> _Given request 1_
According to the brand research text, how has brand research traditionally been characterized?
> _Given request 2_
In the records, start at the line containing "table-value: 6.8 — [1193, 552, 1217, 571]" and end after the line containing "row-label: Alto — [115, 552, 144, 571]", and give those lines as a JSON list of strings with one string per line and blank lines omitted.

> _Text extract_
_ _ _ _ _ _ _
Brand research can be as simple or sophisticated as you need it to be, with the scope often depending on varying factors like your goals, the maturity of your brand, and the resources available. Some brands opt to run large-scale periodic studies involving multiple touchpoints and audience segments; others focus on a few key metrics, tracked continually.
Effort vs. insight: Finding the right balance
With brand research there’s always a trade-off between how much effort you invest and the depth of insights you gain.
A quick online survey might give you a snapshot of brand awareness, while in-depth interviews or focus groups can reveal the emotional drivers behind brand perception. The key is aligning your method with your objective—whether it’s fast feedback or foundational insight.
Leveraging AI in brand research
Brand research has traditionally been slow, reactive, and resource-intensive. But AI is changing that—giving teams the ability to analyze huge volumes of data, surface insights instantly, and adapt their strategies in real time.
_ _ _ _ _ _ _
> _Records_
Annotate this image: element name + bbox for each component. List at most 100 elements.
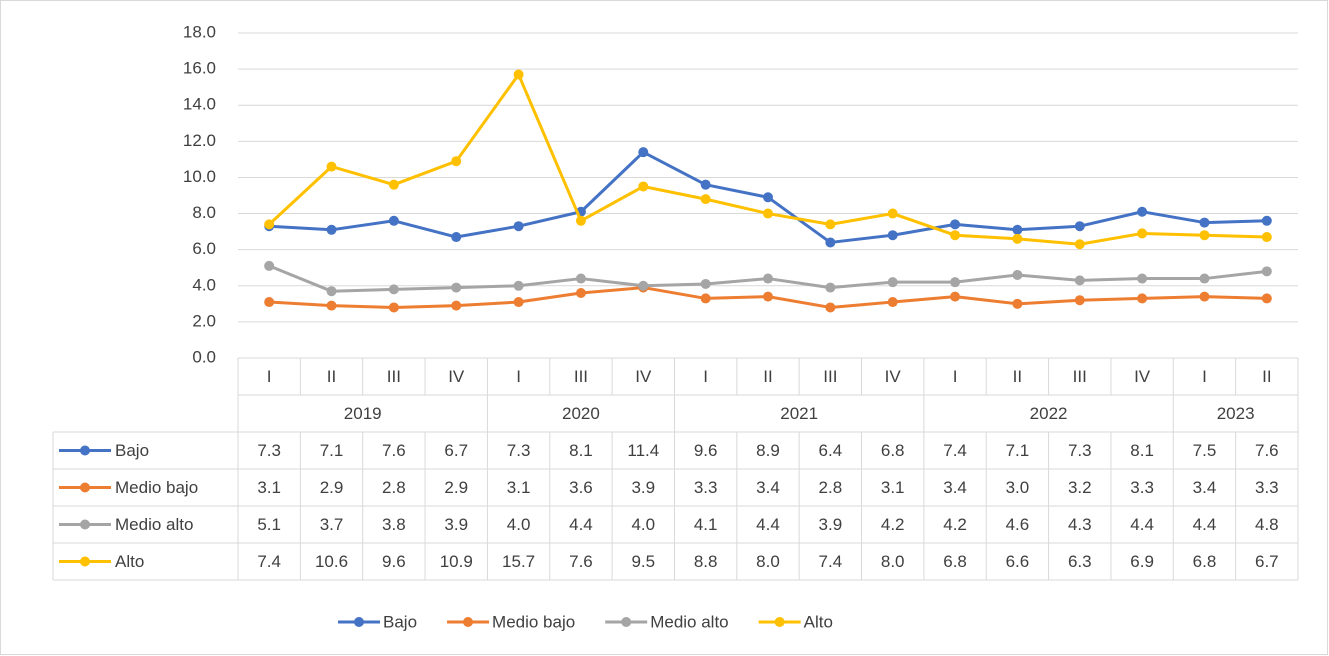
table-value: 6.8 — [1193, 552, 1217, 571]
marker — [388, 179, 399, 190]
quarter-label: I — [1202, 367, 1207, 386]
quarter-label: I — [703, 367, 708, 386]
quarter-label: IV — [448, 367, 465, 386]
table-value: 7.1 — [320, 441, 344, 460]
table-value: 3.6 — [569, 478, 593, 497]
marker — [700, 179, 711, 190]
marker — [638, 147, 649, 158]
marker — [264, 219, 275, 230]
table-value: 3.3 — [1255, 478, 1279, 497]
table-value: 6.4 — [819, 441, 843, 460]
marker — [1199, 291, 1210, 302]
table-value: 8.0 — [756, 552, 780, 571]
marker — [1261, 266, 1272, 277]
marker — [264, 260, 275, 271]
table-value: 3.0 — [1006, 478, 1030, 497]
table-value: 3.4 — [1193, 478, 1217, 497]
row-label: Alto — [115, 552, 144, 571]
table-value: 3.9 — [444, 515, 468, 534]
table-value: 6.3 — [1068, 552, 1092, 571]
table-value: 3.1 — [881, 478, 905, 497]
table-value: 3.1 — [257, 478, 281, 497]
table-value: 3.9 — [631, 478, 655, 497]
table-value: 7.4 — [943, 441, 967, 460]
marker — [513, 221, 524, 232]
quarter-label: II — [763, 367, 772, 386]
year-label: 2020 — [562, 404, 600, 423]
table-value: 4.4 — [569, 515, 593, 534]
row-label: Bajo — [115, 441, 149, 460]
marker — [825, 282, 836, 293]
marker — [1261, 293, 1272, 304]
quarter-label: II — [327, 367, 336, 386]
table-value: 9.6 — [694, 441, 718, 460]
table-value: 8.0 — [881, 552, 905, 571]
marker — [1074, 221, 1085, 232]
marker — [1074, 275, 1085, 286]
legend-label: Alto — [804, 612, 833, 631]
marker — [700, 194, 711, 205]
y-tick-label: 10.0 — [183, 167, 216, 186]
table-value: 7.6 — [569, 552, 593, 571]
quarter-label: III — [574, 367, 588, 386]
marker — [887, 208, 898, 219]
quarter-label: IV — [635, 367, 652, 386]
quarter-label: III — [387, 367, 401, 386]
marker — [513, 297, 524, 308]
table-value: 6.7 — [444, 441, 468, 460]
marker — [700, 278, 711, 289]
table-value: 3.3 — [1130, 478, 1154, 497]
y-tick-label: 2.0 — [192, 311, 216, 330]
table-value: 5.1 — [257, 515, 281, 534]
table-value: 11.4 — [627, 441, 659, 460]
table-value: 3.7 — [320, 515, 344, 534]
table-value: 8.1 — [569, 441, 593, 460]
y-tick-label: 4.0 — [192, 275, 216, 294]
marker — [1137, 293, 1148, 304]
marker — [326, 161, 337, 172]
legend-key-marker — [80, 445, 90, 456]
marker — [825, 237, 836, 248]
year-label: 2023 — [1217, 404, 1255, 423]
table-value: 10.6 — [315, 552, 348, 571]
legend-label: Medio bajo — [492, 612, 575, 631]
table-value: 7.6 — [382, 441, 406, 460]
marker — [388, 215, 399, 226]
table-value: 4.0 — [631, 515, 655, 534]
marker — [1074, 239, 1085, 250]
quarter-label: I — [267, 367, 272, 386]
table-value: 4.3 — [1068, 515, 1092, 534]
legend-label: Bajo — [383, 612, 417, 631]
table-value: 2.9 — [320, 478, 344, 497]
table-value: 3.2 — [1068, 478, 1092, 497]
marker — [1012, 298, 1023, 309]
marker — [950, 291, 961, 302]
table-value: 3.9 — [819, 515, 843, 534]
marker — [326, 286, 337, 297]
marker — [638, 181, 649, 192]
marker — [950, 230, 961, 241]
marker — [638, 280, 649, 291]
year-label: 2022 — [1030, 404, 1068, 423]
table-value: 4.4 — [1130, 515, 1154, 534]
year-label: 2019 — [344, 404, 382, 423]
marker — [513, 280, 524, 291]
legend-marker — [354, 617, 364, 627]
marker — [451, 282, 462, 293]
table-value: 7.5 — [1193, 441, 1217, 460]
table-value: 7.1 — [1006, 441, 1030, 460]
marker — [451, 232, 462, 243]
table-value: 3.1 — [507, 478, 531, 497]
marker — [1074, 295, 1085, 306]
year-label: 2021 — [780, 404, 818, 423]
marker — [1199, 230, 1210, 241]
marker — [1261, 232, 1272, 243]
marker — [1137, 228, 1148, 239]
table-value: 8.9 — [756, 441, 780, 460]
table-value: 7.3 — [507, 441, 531, 460]
table-value: 4.6 — [1006, 515, 1030, 534]
legend-marker — [774, 617, 785, 627]
table-value: 4.0 — [507, 515, 531, 534]
legend-marker — [463, 617, 474, 627]
table-value: 10.9 — [440, 552, 473, 571]
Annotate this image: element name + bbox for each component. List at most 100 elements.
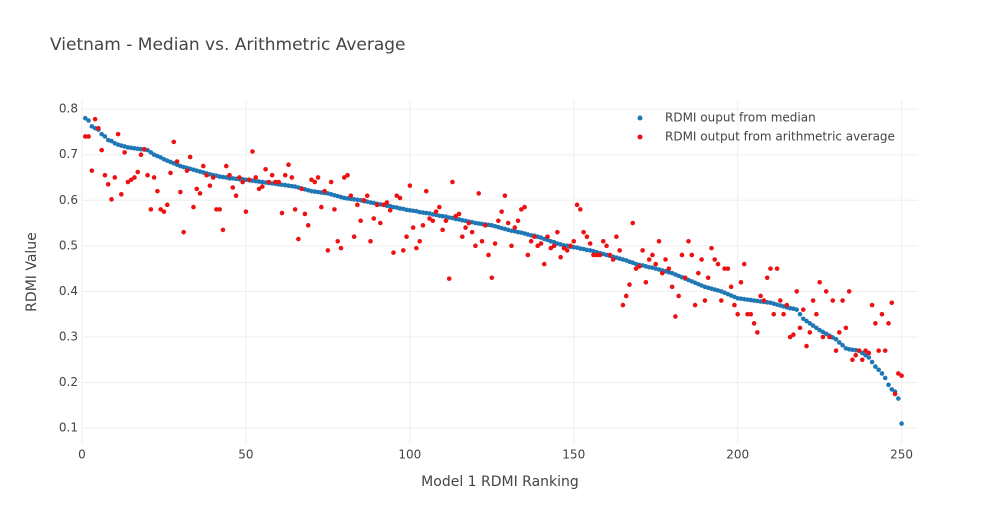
point xyxy=(207,183,213,188)
point xyxy=(128,177,134,183)
point xyxy=(827,334,832,340)
point xyxy=(712,257,718,262)
point xyxy=(512,225,518,230)
point xyxy=(328,179,334,185)
point xyxy=(302,211,308,217)
x-tick-label: 50 xyxy=(238,448,253,462)
point xyxy=(371,216,377,221)
point xyxy=(322,188,327,194)
point xyxy=(617,248,622,253)
point xyxy=(437,204,442,210)
point xyxy=(820,334,826,340)
point xyxy=(125,179,131,185)
x-tick-label: 200 xyxy=(726,448,749,462)
point xyxy=(374,202,380,208)
point xyxy=(610,257,616,262)
point xyxy=(604,243,609,249)
point xyxy=(548,245,554,251)
point xyxy=(584,234,590,240)
point xyxy=(800,316,806,322)
chart-title: Vietnam - Median vs. Arithmetric Average xyxy=(50,35,406,55)
point xyxy=(450,179,455,185)
point xyxy=(325,248,331,253)
point xyxy=(837,330,842,335)
point xyxy=(381,202,386,208)
point xyxy=(627,282,632,287)
y-tick-label: 0.6 xyxy=(59,193,78,207)
point xyxy=(791,332,796,338)
point xyxy=(332,207,337,212)
point xyxy=(532,234,537,240)
point xyxy=(709,245,714,251)
point xyxy=(833,336,839,342)
point xyxy=(312,179,318,185)
point xyxy=(558,254,563,260)
point xyxy=(174,159,180,164)
point xyxy=(571,238,577,244)
point xyxy=(718,298,724,303)
point xyxy=(830,298,836,303)
point xyxy=(368,238,373,244)
point xyxy=(600,238,606,244)
point xyxy=(800,307,806,312)
point xyxy=(276,179,282,185)
point xyxy=(682,275,688,281)
point xyxy=(260,184,265,189)
point xyxy=(305,223,311,228)
point xyxy=(397,195,403,201)
point xyxy=(99,131,104,137)
legend-label[interactable]: RDMI output from arithmetric average xyxy=(665,130,895,144)
point xyxy=(889,387,895,392)
point xyxy=(787,334,793,340)
point xyxy=(735,311,740,317)
point xyxy=(473,243,478,249)
legend-label[interactable]: RDMI ouput from median xyxy=(665,111,816,125)
point xyxy=(279,210,285,216)
point xyxy=(755,330,760,335)
series-points xyxy=(82,115,904,426)
point xyxy=(633,266,639,271)
point xyxy=(355,202,360,208)
point xyxy=(479,238,485,244)
point xyxy=(545,234,550,240)
point xyxy=(256,186,262,192)
point xyxy=(86,118,91,123)
point xyxy=(82,115,88,121)
point xyxy=(574,202,580,208)
point xyxy=(423,188,429,194)
point xyxy=(263,166,268,172)
point xyxy=(814,311,819,317)
point xyxy=(528,238,534,244)
point xyxy=(161,209,167,214)
point xyxy=(525,252,531,258)
point xyxy=(194,186,200,192)
point xyxy=(751,321,757,326)
point xyxy=(184,168,190,173)
point xyxy=(676,293,681,299)
point xyxy=(597,252,603,258)
point xyxy=(99,147,104,153)
point xyxy=(253,175,259,180)
point xyxy=(653,261,659,267)
point xyxy=(581,229,586,235)
point xyxy=(227,176,232,181)
point xyxy=(433,209,439,214)
point xyxy=(587,241,593,246)
point xyxy=(384,200,390,205)
point xyxy=(886,321,891,326)
point xyxy=(859,357,865,363)
point xyxy=(378,220,383,226)
point xyxy=(394,193,400,199)
point xyxy=(273,179,278,185)
point xyxy=(637,264,642,269)
point xyxy=(482,223,488,228)
point xyxy=(856,348,862,353)
point xyxy=(463,225,468,230)
point xyxy=(427,216,432,221)
point xyxy=(797,325,803,331)
point xyxy=(109,197,114,202)
point xyxy=(102,172,108,178)
point xyxy=(96,125,101,131)
y-tick-label: 0.2 xyxy=(59,375,78,389)
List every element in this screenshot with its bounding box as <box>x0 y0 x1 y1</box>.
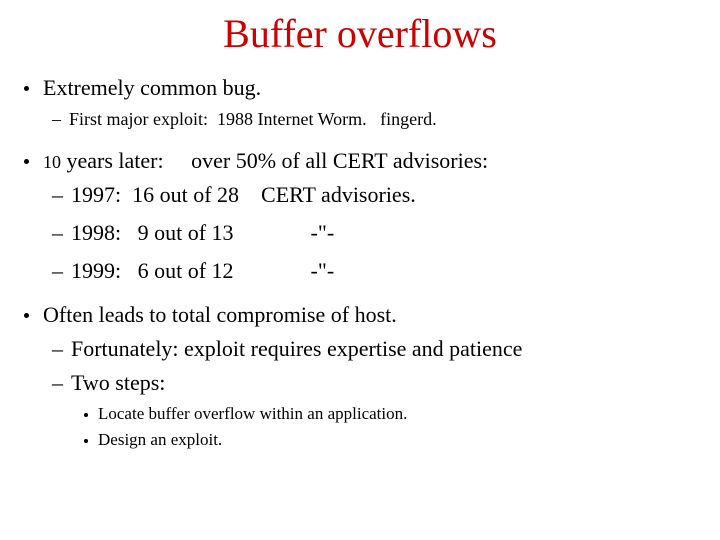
subbullet-text: 1997: 16 out of 28 CERT advisories. <box>71 182 416 208</box>
subbullet-text: 1998: 9 out of 13 -"- <box>71 220 334 246</box>
subsubbullet-text: Locate buffer overflow within an applica… <box>98 404 407 424</box>
bullet-dot-icon <box>24 86 29 91</box>
subbullet-text: First major exploit: 1988 Internet Worm.… <box>69 109 437 130</box>
bullet-ten-years: 10 years later: over 50% of all CERT adv… <box>24 148 696 174</box>
bullet-compromise: Often leads to total compromise of host. <box>24 302 696 328</box>
subbullet-text: Fortunately: exploit requires expertise … <box>71 336 522 362</box>
bullet-text: Extremely common bug. <box>43 75 261 101</box>
bullet-extremely-common: Extremely common bug. <box>24 75 696 101</box>
subsubbullet-design: Design an exploit. <box>84 430 696 450</box>
bullet-text: Often leads to total compromise of host. <box>43 302 397 328</box>
subbullet-first-exploit: – First major exploit: 1988 Internet Wor… <box>52 109 696 130</box>
dash-icon: – <box>52 220 63 246</box>
bullet-dot-icon <box>24 159 29 164</box>
subbullet-1998: – 1998: 9 out of 13 -"- <box>52 220 696 246</box>
dash-icon: – <box>52 182 63 208</box>
bullet-text: 10 years later: over 50% of all CERT adv… <box>43 148 488 174</box>
bullet-dot-icon <box>84 439 88 443</box>
subbullet-1997: – 1997: 16 out of 28 CERT advisories. <box>52 182 696 208</box>
subsubbullet-text: Design an exploit. <box>98 430 222 450</box>
ten-prefix: 10 <box>43 152 61 172</box>
subbullet-two-steps: – Two steps: <box>52 370 696 396</box>
subsubbullet-locate: Locate buffer overflow within an applica… <box>84 404 696 424</box>
subbullet-fortunately: – Fortunately: exploit requires expertis… <box>52 336 696 362</box>
slide: Buffer overflows Extremely common bug. –… <box>0 0 720 450</box>
bullet-dot-icon <box>24 313 29 318</box>
subbullet-1999: – 1999: 6 out of 12 -"- <box>52 258 696 284</box>
subbullet-text: Two steps: <box>71 370 165 396</box>
bullet-dot-icon <box>84 413 88 417</box>
slide-title: Buffer overflows <box>24 10 696 57</box>
dash-icon: – <box>52 336 63 362</box>
subbullet-text: 1999: 6 out of 12 -"- <box>71 258 334 284</box>
dash-icon: – <box>52 258 63 284</box>
ten-rest: years later: over 50% of all CERT adviso… <box>61 148 488 173</box>
dash-icon: – <box>52 109 61 130</box>
dash-icon: – <box>52 370 63 396</box>
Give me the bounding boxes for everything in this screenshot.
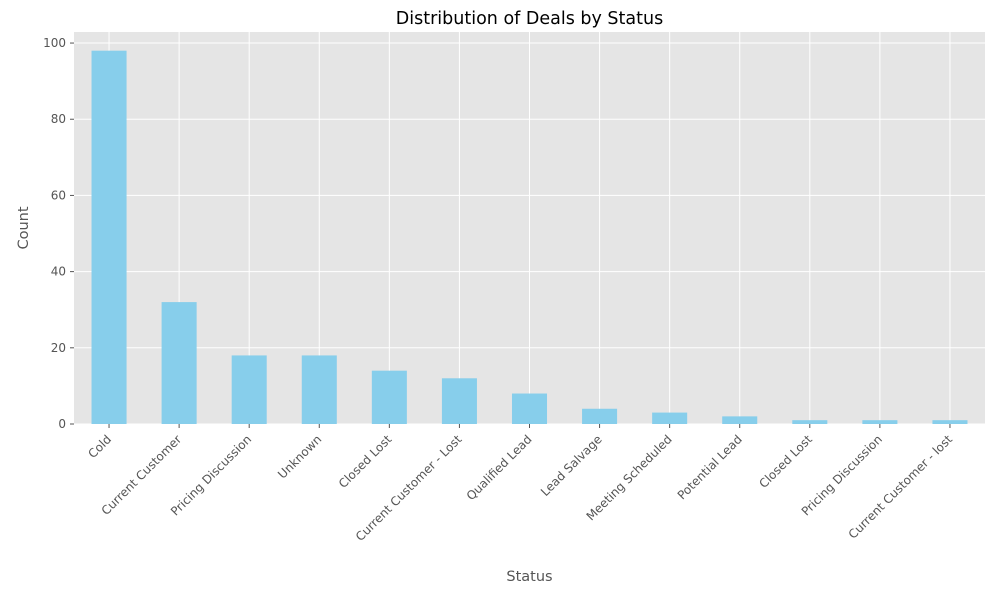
_ _ _ _ _ _ _
> _Finished answer 1_
As slow, reactive, and resource-intensive.

> _Finished answer 2_
[
  "table-value: 6.8 — [1193, 552, 1217, 571]",
  "marker — [388, 179, 399, 190]",
  "quarter-label: I — [1202, 367, 1207, 386]",
  "quarter-label: I — [703, 367, 708, 386]",
  "quarter-label: IV — [448, 367, 465, 386]",
  "table-value: 7.1 — [320, 441, 344, 460]",
  "table-value: 3.6 — [569, 478, 593, 497]",
  "marker — [700, 179, 711, 190]",
  "marker — [638, 147, 649, 158]",
  "marker — [264, 219, 275, 230]",
  "table-value: 3.3 — [1255, 478, 1279, 497]",
  "table-value: 6.4 — [819, 441, 843, 460]",
  "marker — [1199, 291, 1210, 302]",
  "table-value: 8.0 — [756, 552, 780, 571]",
  "marker — [1261, 266, 1272, 277]",
  "marker — [264, 260, 275, 271]",
  "table-value: 3.0 — [1006, 478, 1030, 497]",
  "table-value: 3.4 — [1193, 478, 1217, 497]",
  "row-label: Alto — [115, 552, 144, 571]"
]